SUPPLIED RECORDS:
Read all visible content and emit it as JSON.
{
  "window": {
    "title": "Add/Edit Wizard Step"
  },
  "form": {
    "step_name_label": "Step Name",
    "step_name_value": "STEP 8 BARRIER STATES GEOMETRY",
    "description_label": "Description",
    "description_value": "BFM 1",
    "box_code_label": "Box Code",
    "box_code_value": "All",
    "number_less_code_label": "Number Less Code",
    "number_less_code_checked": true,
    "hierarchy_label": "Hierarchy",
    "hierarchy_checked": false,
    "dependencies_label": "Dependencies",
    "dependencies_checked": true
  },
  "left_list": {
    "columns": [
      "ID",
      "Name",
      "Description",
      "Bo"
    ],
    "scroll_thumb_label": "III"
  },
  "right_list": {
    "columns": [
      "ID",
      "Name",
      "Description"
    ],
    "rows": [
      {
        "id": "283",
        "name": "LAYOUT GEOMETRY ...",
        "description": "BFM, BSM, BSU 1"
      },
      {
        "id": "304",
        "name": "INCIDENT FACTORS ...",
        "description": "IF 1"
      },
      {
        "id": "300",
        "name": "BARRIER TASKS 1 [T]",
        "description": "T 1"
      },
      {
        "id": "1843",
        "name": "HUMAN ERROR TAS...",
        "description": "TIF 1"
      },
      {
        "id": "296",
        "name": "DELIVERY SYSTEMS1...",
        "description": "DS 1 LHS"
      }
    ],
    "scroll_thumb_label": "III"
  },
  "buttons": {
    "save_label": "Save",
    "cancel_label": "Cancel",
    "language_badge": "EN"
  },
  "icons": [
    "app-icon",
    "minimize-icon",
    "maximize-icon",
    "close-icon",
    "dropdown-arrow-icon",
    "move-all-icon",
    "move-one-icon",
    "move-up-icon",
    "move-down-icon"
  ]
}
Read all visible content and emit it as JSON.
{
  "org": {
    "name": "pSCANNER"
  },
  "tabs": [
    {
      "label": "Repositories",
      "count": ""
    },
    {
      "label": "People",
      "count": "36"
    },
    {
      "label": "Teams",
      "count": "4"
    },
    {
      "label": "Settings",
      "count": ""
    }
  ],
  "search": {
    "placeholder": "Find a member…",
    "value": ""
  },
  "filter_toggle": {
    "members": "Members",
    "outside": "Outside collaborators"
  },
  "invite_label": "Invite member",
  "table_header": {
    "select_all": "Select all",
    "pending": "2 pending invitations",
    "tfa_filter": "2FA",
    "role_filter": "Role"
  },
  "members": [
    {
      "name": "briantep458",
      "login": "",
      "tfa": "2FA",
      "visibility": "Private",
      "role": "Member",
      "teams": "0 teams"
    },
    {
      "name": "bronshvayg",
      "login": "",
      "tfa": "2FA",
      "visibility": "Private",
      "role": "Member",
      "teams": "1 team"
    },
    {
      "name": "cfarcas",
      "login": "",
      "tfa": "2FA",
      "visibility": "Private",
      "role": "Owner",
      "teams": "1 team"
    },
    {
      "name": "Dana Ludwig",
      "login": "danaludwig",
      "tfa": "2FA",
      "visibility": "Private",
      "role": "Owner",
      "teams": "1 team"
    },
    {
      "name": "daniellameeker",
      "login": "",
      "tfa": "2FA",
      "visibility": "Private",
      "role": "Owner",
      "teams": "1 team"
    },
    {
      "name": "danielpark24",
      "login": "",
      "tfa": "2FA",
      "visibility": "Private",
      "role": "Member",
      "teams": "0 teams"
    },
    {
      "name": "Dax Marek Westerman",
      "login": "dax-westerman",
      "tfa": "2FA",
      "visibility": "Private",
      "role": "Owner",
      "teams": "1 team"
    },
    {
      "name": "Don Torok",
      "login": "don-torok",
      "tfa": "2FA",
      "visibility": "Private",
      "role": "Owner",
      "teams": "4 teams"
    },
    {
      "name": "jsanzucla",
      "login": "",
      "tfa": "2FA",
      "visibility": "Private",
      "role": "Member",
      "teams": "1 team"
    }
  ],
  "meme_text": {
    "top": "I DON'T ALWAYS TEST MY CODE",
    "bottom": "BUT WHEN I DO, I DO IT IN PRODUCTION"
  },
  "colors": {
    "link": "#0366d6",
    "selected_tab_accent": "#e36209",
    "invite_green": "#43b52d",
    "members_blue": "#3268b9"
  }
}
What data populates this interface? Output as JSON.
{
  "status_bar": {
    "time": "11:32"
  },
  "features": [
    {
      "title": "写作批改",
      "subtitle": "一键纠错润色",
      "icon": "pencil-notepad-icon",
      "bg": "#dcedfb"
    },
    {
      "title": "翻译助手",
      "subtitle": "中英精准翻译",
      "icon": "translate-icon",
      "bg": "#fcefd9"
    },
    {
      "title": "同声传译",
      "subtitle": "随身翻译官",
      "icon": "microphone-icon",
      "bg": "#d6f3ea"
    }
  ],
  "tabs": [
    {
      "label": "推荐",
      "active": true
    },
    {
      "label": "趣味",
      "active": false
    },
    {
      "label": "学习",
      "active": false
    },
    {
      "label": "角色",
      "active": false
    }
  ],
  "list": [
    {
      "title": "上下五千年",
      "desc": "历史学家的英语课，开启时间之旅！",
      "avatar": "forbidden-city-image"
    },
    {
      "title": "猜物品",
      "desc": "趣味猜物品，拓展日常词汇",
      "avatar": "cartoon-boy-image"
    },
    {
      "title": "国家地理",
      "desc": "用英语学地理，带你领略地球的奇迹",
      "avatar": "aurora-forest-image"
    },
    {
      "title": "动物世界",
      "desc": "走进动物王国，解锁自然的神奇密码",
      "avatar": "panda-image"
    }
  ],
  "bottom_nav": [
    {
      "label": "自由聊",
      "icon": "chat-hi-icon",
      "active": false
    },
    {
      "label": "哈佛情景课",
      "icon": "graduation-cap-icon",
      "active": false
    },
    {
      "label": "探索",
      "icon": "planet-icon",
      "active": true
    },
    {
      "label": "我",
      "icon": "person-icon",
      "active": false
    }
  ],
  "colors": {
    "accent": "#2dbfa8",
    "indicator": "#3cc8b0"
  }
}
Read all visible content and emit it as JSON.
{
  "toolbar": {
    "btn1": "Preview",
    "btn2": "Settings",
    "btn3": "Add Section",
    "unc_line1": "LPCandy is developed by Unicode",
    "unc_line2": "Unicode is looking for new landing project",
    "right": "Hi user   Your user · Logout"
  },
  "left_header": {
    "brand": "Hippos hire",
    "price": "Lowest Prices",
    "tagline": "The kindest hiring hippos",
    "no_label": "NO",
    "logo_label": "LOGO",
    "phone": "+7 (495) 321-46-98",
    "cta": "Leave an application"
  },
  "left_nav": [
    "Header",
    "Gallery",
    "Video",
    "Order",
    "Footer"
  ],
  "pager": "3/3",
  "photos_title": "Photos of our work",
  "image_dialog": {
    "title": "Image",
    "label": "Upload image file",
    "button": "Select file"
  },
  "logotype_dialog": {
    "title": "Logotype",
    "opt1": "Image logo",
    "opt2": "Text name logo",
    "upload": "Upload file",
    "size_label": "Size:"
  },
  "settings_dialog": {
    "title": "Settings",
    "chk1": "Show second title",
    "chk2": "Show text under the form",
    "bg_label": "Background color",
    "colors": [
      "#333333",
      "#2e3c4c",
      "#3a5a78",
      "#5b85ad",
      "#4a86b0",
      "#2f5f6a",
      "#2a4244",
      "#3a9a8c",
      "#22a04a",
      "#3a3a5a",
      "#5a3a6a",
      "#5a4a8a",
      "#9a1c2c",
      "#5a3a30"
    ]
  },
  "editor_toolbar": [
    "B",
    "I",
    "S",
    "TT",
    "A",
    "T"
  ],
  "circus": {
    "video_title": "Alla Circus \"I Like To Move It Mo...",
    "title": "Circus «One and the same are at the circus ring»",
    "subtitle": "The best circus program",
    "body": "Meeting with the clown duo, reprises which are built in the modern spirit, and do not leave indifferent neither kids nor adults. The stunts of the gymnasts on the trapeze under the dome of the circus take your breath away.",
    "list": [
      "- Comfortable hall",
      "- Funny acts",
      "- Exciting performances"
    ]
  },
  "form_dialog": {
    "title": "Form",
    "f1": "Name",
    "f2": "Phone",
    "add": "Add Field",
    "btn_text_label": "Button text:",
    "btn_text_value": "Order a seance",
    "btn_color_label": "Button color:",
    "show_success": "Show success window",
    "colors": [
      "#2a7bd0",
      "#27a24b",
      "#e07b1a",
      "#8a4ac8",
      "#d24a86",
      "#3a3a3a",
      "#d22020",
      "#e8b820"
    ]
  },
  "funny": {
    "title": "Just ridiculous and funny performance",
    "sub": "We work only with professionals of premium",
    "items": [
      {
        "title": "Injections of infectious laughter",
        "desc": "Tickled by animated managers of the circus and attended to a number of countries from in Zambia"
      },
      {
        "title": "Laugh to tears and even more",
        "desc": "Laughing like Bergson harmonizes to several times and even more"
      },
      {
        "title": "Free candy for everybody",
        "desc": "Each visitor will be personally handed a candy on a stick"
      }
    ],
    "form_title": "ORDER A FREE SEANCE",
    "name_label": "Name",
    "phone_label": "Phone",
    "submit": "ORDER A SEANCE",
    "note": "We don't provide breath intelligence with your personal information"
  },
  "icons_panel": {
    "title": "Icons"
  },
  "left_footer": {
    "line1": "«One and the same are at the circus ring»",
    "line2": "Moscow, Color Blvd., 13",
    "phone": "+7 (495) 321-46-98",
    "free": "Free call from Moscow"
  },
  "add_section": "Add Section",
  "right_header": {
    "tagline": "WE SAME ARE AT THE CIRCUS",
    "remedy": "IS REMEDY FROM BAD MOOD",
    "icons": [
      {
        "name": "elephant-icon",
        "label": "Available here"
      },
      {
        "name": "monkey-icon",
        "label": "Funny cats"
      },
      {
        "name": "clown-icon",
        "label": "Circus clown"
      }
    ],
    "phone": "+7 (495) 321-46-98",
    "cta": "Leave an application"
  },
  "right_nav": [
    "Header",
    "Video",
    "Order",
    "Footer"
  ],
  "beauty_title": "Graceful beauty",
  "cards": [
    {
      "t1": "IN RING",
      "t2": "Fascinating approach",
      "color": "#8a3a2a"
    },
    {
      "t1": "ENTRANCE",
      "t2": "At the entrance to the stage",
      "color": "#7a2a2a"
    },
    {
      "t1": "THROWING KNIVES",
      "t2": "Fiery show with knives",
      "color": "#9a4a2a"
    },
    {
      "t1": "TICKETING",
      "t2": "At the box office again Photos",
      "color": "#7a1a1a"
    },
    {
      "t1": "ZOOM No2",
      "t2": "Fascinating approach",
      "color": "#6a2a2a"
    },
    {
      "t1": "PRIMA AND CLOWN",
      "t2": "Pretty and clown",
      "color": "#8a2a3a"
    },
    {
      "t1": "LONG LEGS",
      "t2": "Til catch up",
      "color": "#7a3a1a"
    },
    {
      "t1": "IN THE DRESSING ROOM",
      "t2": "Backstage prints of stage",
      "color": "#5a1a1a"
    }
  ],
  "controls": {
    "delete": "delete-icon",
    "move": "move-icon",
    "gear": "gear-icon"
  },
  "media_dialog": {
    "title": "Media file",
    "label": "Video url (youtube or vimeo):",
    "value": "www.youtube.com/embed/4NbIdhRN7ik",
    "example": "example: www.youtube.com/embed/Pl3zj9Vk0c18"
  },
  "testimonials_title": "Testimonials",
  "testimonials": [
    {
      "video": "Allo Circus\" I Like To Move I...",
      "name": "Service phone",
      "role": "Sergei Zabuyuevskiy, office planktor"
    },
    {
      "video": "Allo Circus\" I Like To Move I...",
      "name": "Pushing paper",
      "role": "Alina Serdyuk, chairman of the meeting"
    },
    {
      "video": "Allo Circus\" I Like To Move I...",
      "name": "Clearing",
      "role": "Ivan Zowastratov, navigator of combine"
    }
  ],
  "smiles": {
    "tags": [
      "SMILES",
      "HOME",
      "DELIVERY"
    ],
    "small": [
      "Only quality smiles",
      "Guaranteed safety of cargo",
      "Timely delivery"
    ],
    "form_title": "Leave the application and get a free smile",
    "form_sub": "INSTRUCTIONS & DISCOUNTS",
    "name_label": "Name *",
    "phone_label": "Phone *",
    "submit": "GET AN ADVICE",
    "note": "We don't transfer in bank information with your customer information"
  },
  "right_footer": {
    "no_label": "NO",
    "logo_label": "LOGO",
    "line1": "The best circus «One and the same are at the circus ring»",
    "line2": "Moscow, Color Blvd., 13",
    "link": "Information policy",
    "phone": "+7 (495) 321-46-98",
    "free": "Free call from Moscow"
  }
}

TO BE DONE: Out of the preceding entries, pull every line containing the string "best".

CORRECT OUTPUT:
    "subtitle": "The best circus program",
    "line1": "The best circus «One and the same are at the circus ring»",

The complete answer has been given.